Image region annotations

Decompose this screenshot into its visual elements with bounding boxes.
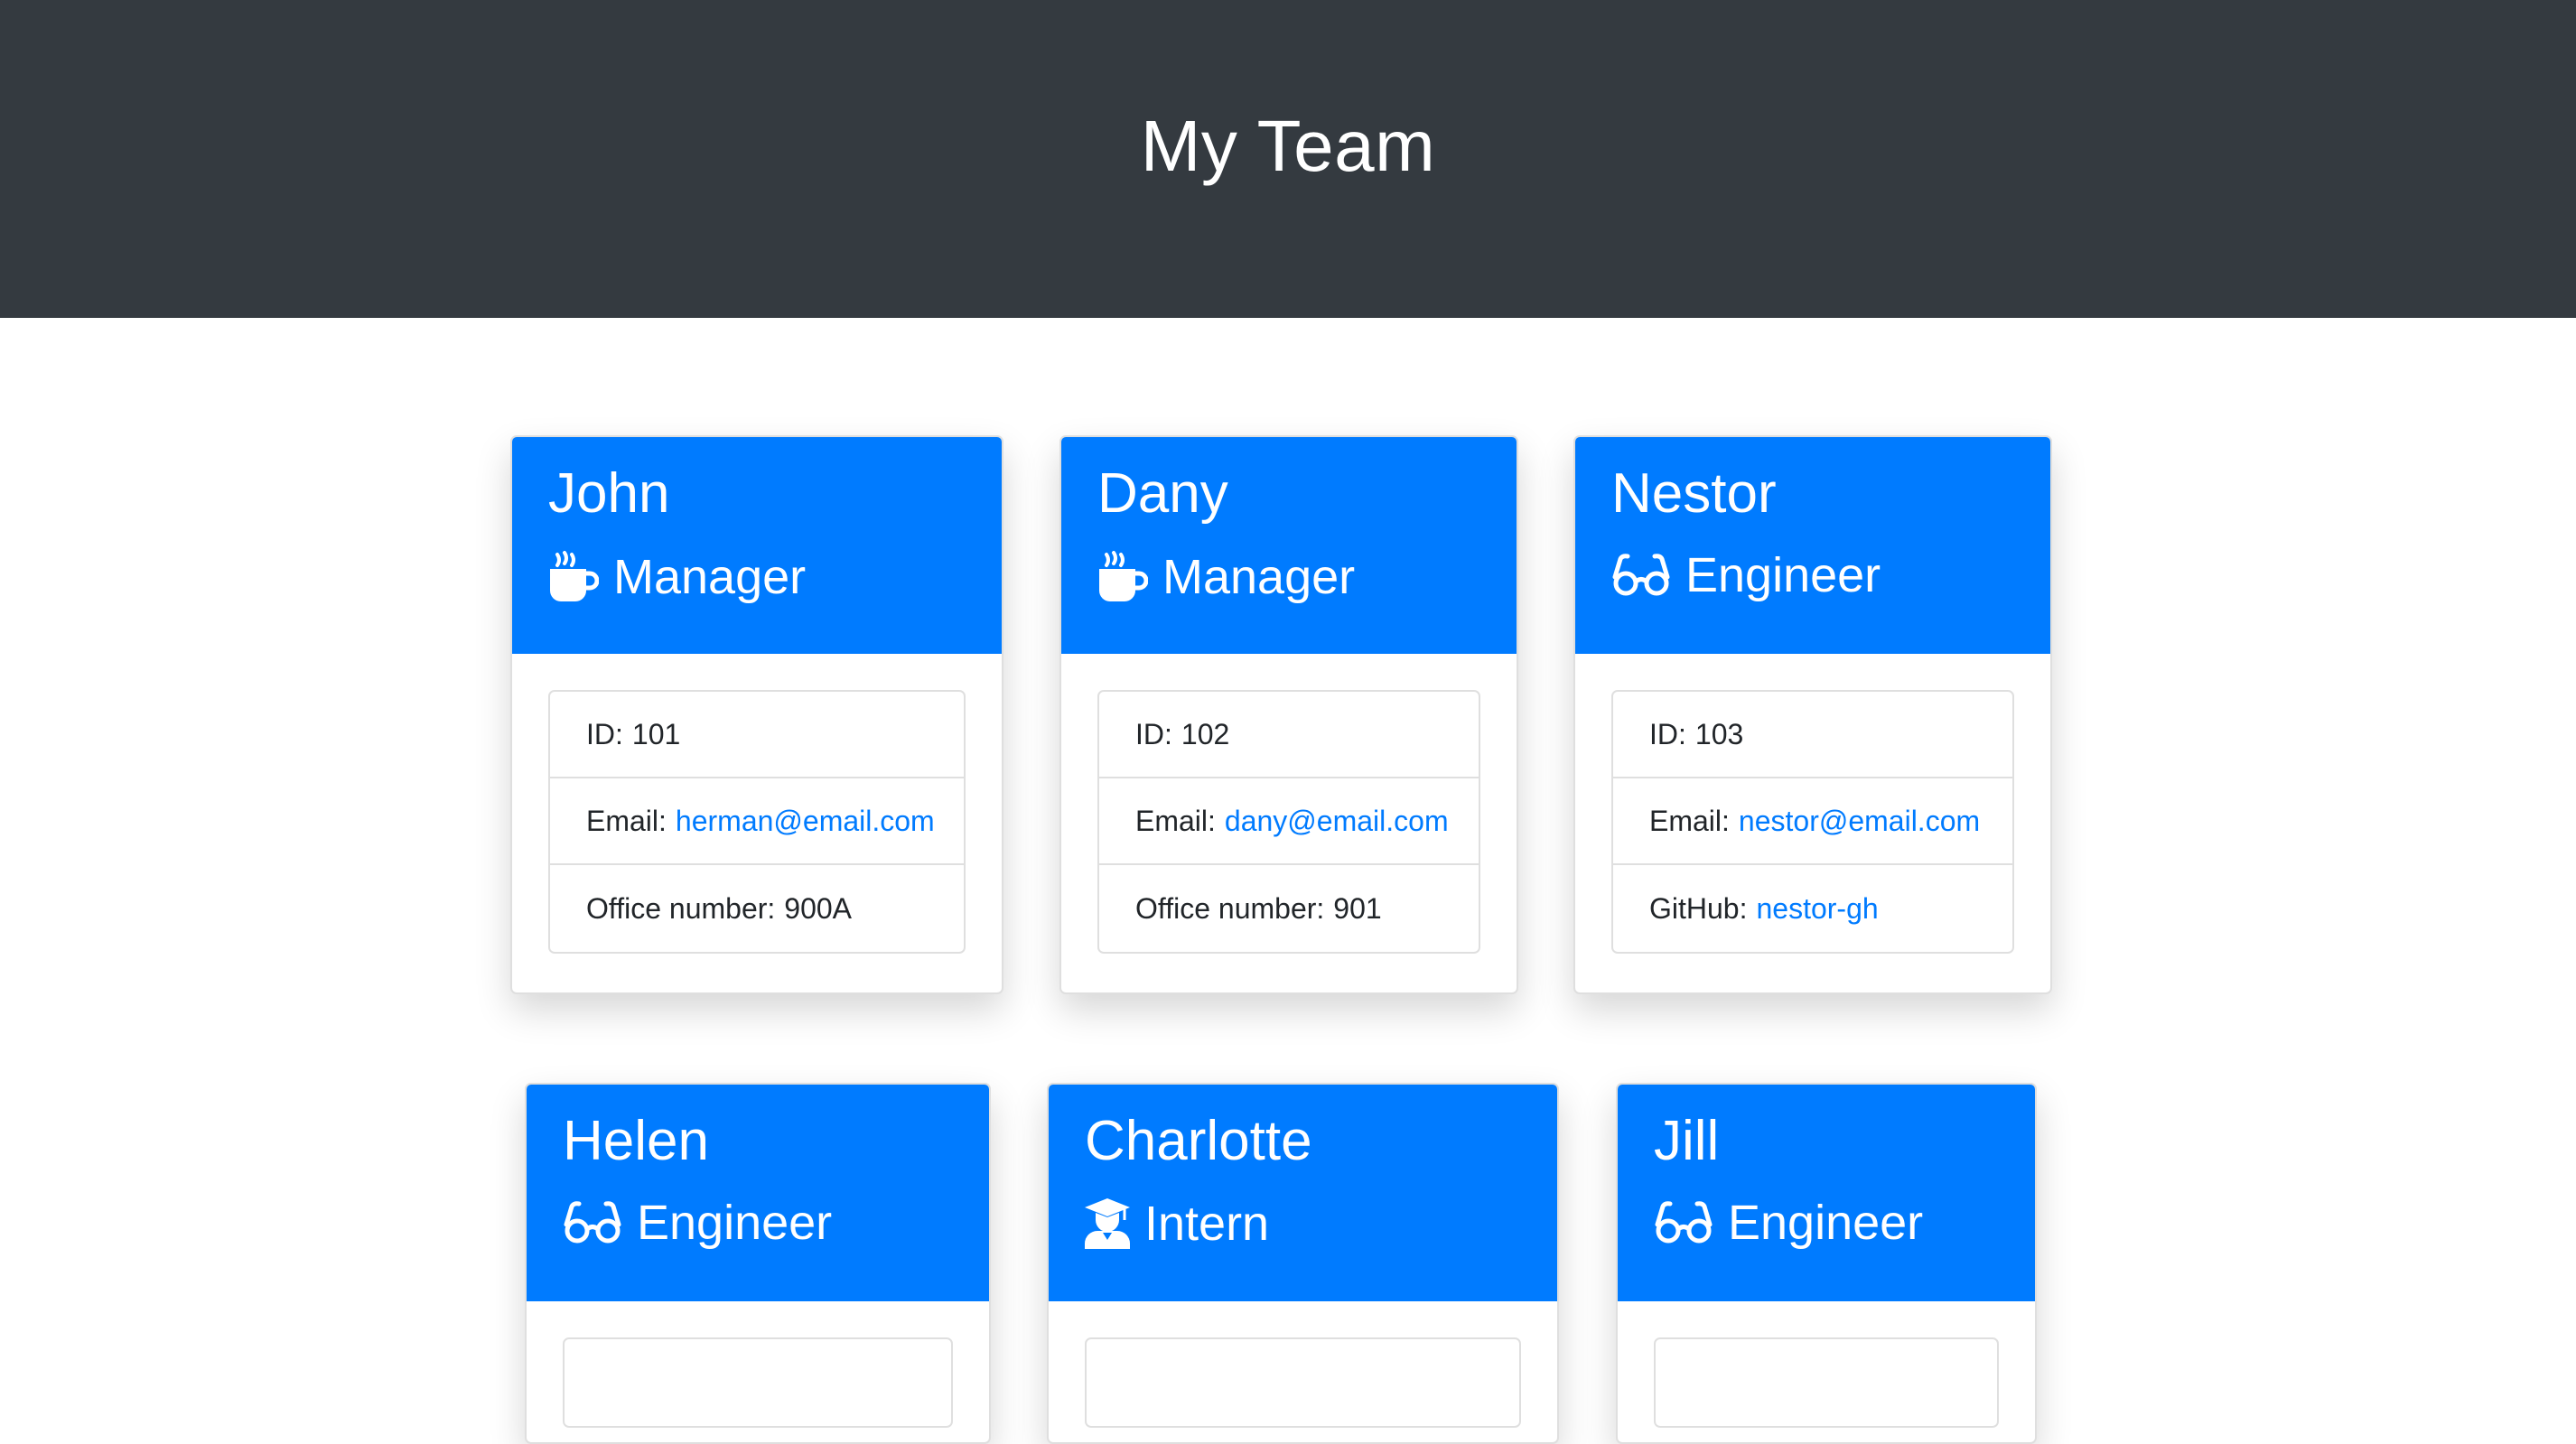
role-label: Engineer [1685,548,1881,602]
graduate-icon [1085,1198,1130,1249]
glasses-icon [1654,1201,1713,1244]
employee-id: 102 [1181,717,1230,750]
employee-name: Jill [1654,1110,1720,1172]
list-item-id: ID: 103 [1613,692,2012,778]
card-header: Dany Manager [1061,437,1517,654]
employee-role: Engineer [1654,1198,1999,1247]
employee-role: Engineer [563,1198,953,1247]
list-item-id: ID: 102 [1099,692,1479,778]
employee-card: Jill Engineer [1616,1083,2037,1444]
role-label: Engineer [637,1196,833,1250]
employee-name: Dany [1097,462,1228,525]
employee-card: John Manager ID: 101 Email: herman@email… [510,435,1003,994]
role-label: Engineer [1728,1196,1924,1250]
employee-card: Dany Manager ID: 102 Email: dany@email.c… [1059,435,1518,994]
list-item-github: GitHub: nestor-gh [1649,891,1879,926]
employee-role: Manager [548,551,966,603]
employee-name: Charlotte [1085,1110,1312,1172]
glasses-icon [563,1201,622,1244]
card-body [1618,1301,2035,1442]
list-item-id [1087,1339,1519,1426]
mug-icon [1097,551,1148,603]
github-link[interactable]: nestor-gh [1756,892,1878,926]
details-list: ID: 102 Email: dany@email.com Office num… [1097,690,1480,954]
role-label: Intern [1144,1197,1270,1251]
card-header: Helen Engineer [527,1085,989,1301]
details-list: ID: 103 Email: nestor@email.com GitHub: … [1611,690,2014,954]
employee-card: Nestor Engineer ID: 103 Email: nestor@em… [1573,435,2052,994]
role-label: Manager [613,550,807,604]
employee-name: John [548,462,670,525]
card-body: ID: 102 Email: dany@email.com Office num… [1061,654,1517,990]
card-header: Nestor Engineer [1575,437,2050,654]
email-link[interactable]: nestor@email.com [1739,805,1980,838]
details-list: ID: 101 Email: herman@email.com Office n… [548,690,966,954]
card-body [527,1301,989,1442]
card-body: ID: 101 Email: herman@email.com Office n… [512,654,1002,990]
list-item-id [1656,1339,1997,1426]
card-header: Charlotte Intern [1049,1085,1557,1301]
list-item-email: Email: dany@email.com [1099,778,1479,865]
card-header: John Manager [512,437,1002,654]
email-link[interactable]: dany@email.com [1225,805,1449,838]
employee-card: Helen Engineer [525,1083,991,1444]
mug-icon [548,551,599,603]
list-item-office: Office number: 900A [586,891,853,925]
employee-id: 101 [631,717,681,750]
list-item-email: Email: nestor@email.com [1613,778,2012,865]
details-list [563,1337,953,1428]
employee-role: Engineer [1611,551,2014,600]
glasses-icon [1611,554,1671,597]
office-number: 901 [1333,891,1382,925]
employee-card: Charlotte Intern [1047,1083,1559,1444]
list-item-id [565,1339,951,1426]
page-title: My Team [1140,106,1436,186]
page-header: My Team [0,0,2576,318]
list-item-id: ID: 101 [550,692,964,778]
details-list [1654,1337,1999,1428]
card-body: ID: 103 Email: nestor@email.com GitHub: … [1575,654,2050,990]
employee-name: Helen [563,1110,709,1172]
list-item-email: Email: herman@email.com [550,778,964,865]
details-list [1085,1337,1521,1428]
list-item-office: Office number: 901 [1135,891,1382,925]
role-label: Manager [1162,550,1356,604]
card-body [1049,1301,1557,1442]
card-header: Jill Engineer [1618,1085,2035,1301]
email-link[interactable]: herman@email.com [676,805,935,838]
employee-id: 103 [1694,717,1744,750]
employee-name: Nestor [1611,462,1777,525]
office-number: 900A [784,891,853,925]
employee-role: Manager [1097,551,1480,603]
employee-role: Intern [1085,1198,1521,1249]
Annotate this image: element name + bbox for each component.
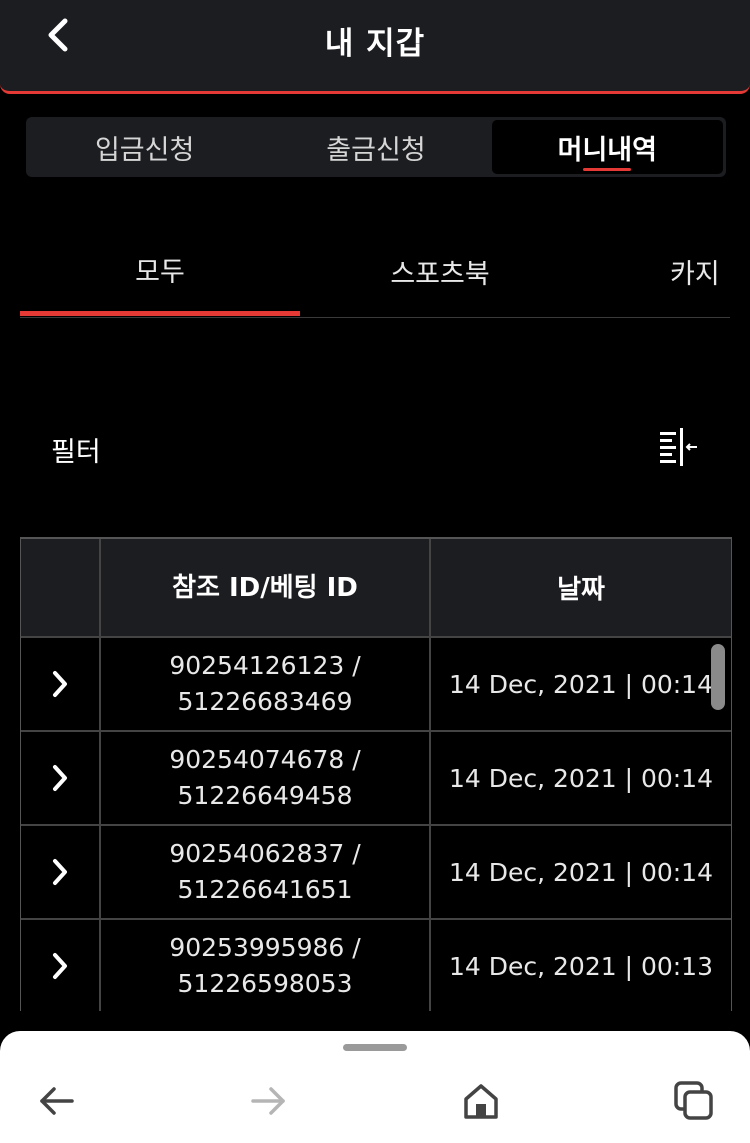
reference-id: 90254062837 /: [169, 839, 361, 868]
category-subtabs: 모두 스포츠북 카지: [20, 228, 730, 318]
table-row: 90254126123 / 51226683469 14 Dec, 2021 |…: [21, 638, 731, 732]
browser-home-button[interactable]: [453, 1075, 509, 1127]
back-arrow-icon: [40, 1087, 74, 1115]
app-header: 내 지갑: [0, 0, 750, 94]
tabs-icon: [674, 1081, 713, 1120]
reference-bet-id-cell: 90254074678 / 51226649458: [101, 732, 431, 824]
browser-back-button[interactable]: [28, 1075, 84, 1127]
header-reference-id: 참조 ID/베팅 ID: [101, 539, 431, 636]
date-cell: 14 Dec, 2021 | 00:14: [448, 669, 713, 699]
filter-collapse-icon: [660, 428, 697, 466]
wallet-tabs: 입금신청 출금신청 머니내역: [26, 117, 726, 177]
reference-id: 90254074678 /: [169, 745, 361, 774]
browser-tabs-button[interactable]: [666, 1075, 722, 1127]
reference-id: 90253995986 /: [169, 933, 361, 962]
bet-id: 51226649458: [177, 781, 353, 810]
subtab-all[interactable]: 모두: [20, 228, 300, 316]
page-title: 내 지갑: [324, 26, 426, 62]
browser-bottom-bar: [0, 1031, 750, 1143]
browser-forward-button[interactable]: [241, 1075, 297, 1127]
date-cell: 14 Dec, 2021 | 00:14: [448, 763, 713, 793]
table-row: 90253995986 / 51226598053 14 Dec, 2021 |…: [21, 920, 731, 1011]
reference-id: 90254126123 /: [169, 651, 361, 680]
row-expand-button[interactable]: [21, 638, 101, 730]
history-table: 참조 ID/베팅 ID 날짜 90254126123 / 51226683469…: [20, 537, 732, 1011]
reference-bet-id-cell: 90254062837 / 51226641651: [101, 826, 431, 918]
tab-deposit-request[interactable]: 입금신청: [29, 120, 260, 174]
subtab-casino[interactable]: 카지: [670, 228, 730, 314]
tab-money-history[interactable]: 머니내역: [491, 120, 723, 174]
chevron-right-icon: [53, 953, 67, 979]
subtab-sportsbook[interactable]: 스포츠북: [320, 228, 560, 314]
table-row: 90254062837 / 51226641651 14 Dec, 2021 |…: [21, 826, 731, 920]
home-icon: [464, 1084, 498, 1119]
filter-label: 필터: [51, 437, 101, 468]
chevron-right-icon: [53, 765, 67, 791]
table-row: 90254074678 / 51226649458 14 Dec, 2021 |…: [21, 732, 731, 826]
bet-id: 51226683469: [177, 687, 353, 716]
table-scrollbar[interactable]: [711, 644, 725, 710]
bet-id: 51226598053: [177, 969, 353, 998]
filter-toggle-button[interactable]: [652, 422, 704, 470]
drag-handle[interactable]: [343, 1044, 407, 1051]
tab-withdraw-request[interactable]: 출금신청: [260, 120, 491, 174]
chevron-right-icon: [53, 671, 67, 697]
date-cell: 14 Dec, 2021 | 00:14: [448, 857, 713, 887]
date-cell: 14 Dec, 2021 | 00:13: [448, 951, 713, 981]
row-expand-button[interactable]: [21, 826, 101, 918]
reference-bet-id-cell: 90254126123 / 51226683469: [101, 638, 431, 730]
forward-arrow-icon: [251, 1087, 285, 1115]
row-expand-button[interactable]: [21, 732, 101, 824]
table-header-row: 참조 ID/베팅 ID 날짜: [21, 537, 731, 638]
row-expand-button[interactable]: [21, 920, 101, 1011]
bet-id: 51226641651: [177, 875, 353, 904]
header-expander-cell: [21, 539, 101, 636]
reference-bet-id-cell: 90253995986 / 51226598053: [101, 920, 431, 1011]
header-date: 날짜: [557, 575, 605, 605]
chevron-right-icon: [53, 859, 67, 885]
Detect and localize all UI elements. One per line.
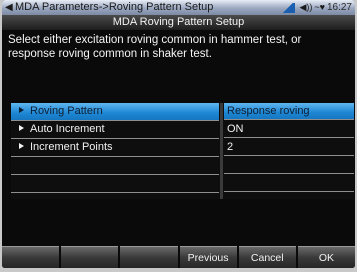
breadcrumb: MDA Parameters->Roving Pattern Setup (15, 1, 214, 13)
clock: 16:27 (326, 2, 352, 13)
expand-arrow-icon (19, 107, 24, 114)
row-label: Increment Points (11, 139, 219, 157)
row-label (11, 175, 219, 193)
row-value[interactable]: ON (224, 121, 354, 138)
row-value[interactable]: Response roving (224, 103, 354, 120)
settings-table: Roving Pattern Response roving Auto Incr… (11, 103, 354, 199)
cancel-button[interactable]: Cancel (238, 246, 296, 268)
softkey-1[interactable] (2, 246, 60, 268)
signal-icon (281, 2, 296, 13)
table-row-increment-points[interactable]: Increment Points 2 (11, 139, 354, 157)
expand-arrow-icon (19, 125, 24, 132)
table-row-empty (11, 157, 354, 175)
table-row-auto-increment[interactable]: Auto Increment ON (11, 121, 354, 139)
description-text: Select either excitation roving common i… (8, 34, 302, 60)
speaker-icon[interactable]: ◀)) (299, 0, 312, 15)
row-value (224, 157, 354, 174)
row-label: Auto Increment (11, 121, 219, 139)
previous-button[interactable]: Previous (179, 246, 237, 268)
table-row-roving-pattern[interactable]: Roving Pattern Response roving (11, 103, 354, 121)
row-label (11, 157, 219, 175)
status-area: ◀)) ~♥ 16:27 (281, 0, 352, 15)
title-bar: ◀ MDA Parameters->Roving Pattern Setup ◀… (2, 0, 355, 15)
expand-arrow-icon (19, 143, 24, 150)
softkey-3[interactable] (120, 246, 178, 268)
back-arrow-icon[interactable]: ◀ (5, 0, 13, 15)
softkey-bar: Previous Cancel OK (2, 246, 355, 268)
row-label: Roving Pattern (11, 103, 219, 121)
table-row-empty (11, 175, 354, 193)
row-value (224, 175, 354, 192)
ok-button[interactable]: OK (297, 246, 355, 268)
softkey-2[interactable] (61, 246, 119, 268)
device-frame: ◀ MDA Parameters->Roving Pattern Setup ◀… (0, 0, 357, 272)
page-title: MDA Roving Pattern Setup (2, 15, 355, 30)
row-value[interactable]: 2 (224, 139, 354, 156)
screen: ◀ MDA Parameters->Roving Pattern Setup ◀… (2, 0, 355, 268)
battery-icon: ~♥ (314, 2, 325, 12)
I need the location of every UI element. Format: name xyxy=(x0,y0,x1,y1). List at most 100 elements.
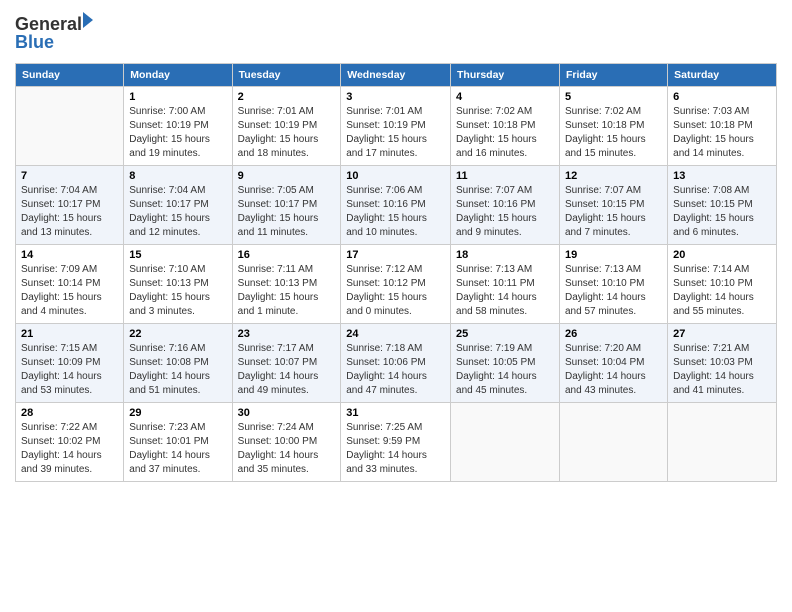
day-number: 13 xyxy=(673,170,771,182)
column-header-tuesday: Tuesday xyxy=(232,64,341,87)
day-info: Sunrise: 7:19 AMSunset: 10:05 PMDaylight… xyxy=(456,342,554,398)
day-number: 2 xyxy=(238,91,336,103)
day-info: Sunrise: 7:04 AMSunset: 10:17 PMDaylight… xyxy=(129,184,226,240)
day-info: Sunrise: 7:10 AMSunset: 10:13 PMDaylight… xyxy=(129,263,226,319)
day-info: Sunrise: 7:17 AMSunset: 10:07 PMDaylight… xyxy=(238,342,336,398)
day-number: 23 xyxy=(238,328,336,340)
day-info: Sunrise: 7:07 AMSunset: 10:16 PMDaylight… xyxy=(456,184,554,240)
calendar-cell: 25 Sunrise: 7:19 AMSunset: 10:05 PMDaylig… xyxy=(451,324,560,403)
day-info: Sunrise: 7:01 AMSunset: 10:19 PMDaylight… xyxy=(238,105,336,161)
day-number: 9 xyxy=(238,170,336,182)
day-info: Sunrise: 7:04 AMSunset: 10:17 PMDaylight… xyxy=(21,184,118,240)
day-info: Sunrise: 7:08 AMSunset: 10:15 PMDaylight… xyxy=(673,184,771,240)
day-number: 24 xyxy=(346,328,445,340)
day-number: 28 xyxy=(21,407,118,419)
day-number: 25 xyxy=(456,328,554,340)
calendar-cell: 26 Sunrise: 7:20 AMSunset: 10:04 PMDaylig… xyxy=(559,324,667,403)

#### WORK TO BE COMPLETED:
Retype the rows above word for word, from the line containing "breadcrumb: MDA Parameters->Roving" through the line containing "I need the location", including both of those lines.

#### RESULT:
breadcrumb: MDA Parameters->Roving Pattern Setup (15, 1, 214, 13)
clock: 16:27 (326, 2, 352, 13)
expand-arrow-icon (19, 107, 24, 114)
row-label: Increment Points (11, 139, 219, 157)
row-label (11, 175, 219, 193)
row-value[interactable]: ON (224, 121, 354, 138)
row-value[interactable]: Response roving (224, 103, 354, 120)
settings-table: Roving Pattern Response roving Auto Incr… (11, 103, 354, 199)
cancel-button[interactable]: Cancel (238, 246, 296, 268)
softkey-1[interactable] (2, 246, 60, 268)
signal-icon (281, 2, 296, 13)
table-row-increment-points[interactable]: Increment Points 2 (11, 139, 354, 157)
expand-arrow-icon (19, 125, 24, 132)
table-row-empty (11, 157, 354, 175)
table-row-auto-increment[interactable]: Auto Increment ON (11, 121, 354, 139)
description-text: Select either excitation roving common i… (8, 34, 302, 60)
speaker-icon[interactable]: ◀)) (299, 0, 312, 15)
row-value (224, 157, 354, 174)
row-label: Auto Increment (11, 121, 219, 139)
previous-button[interactable]: Previous (179, 246, 237, 268)
table-row-roving-pattern[interactable]: Roving Pattern Response roving (11, 103, 354, 121)
row-label (11, 157, 219, 175)
status-area: ◀)) ~♥ 16:27 (281, 0, 352, 15)
title-bar: ◀ MDA Parameters->Roving Pattern Setup ◀… (2, 0, 355, 15)
expand-arrow-icon (19, 143, 24, 150)
softkey-3[interactable] (120, 246, 178, 268)
back-arrow-icon[interactable]: ◀ (5, 0, 13, 15)
softkey-bar: Previous Cancel OK (2, 246, 355, 268)
row-label: Roving Pattern (11, 103, 219, 121)
table-row-empty (11, 175, 354, 193)
row-value (224, 175, 354, 192)
ok-button[interactable]: OK (297, 246, 355, 268)
softkey-2[interactable] (61, 246, 119, 268)
device-frame: ◀ MDA Parameters->Roving Pattern Setup ◀… (0, 0, 357, 272)
page-title: MDA Roving Pattern Setup (2, 15, 355, 30)
row-value[interactable]: 2 (224, 139, 354, 156)
screen: ◀ MDA Parameters->Roving Pattern Setup ◀… (2, 0, 355, 268)
battery-icon: ~♥ (314, 2, 325, 12)
I need the location of every UI element. Format: name xyxy=(x0,y0,x1,y1). List at most 100 elements.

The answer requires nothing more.